REQUIREMENTS =
Which lines run from the one containing "Extract the structured" to the end of the entries? Quote them exactly, and nothing else.

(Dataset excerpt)
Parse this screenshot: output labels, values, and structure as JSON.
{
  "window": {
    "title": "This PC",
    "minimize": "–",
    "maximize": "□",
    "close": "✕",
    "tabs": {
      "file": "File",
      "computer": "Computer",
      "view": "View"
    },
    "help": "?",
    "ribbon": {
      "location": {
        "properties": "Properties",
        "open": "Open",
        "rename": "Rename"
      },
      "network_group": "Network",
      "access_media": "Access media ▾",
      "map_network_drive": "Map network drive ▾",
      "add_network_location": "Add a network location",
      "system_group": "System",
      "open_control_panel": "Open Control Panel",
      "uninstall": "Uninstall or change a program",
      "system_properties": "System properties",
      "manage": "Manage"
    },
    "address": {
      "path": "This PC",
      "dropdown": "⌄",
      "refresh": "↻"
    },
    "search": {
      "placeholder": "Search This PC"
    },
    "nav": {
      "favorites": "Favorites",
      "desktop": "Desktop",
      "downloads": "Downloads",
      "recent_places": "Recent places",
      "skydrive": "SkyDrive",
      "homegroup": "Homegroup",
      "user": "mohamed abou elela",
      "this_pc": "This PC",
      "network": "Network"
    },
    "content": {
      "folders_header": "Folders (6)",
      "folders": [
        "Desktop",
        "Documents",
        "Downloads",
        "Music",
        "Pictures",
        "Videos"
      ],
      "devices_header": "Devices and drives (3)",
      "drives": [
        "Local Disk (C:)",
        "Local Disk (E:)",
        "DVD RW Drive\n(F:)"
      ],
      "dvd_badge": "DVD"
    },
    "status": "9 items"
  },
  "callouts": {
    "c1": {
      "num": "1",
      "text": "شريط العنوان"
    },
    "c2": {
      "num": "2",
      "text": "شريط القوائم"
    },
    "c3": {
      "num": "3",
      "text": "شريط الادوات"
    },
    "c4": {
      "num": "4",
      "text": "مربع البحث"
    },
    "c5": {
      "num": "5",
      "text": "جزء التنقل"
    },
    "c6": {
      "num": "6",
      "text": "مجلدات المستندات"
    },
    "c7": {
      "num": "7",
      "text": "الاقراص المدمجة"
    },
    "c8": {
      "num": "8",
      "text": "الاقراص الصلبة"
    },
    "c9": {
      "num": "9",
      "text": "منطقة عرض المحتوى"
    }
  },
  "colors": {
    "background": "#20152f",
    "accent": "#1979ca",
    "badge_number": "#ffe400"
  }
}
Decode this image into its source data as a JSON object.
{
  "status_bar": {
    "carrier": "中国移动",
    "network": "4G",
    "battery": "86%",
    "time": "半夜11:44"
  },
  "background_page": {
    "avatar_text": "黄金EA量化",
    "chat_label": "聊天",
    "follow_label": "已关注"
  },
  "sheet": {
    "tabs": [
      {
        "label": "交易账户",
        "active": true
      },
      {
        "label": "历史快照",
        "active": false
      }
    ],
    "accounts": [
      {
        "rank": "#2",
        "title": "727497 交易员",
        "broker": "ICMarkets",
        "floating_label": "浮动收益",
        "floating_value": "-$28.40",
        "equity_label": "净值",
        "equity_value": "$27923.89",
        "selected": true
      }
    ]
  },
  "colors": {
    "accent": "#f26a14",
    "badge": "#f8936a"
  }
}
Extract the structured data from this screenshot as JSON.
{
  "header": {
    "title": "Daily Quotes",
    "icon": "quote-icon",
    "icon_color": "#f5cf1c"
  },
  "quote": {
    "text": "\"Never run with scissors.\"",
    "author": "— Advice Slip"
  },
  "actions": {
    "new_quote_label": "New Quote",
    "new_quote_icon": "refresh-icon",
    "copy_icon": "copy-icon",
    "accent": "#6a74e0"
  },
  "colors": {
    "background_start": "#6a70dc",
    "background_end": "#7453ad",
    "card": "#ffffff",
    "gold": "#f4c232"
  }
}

ANSWER IN FULL =
Extract the structured data from this screenshot as JSON.
{
  "header": {
    "title": "Daily Quotes",
    "icon": "quote-icon",
    "icon_color": "#f5cf1c"
  },
  "quote": {
    "text": "\"Never run with scissors.\"",
    "author": "— Advice Slip"
  },
  "actions": {
    "new_quote_label": "New Quote",
    "new_quote_icon": "refresh-icon",
    "copy_icon": "copy-icon",
    "accent": "#6a74e0"
  },
  "colors": {
    "background_start": "#6a70dc",
    "background_end": "#7453ad",
    "card": "#ffffff",
    "gold": "#f4c232"
  }
}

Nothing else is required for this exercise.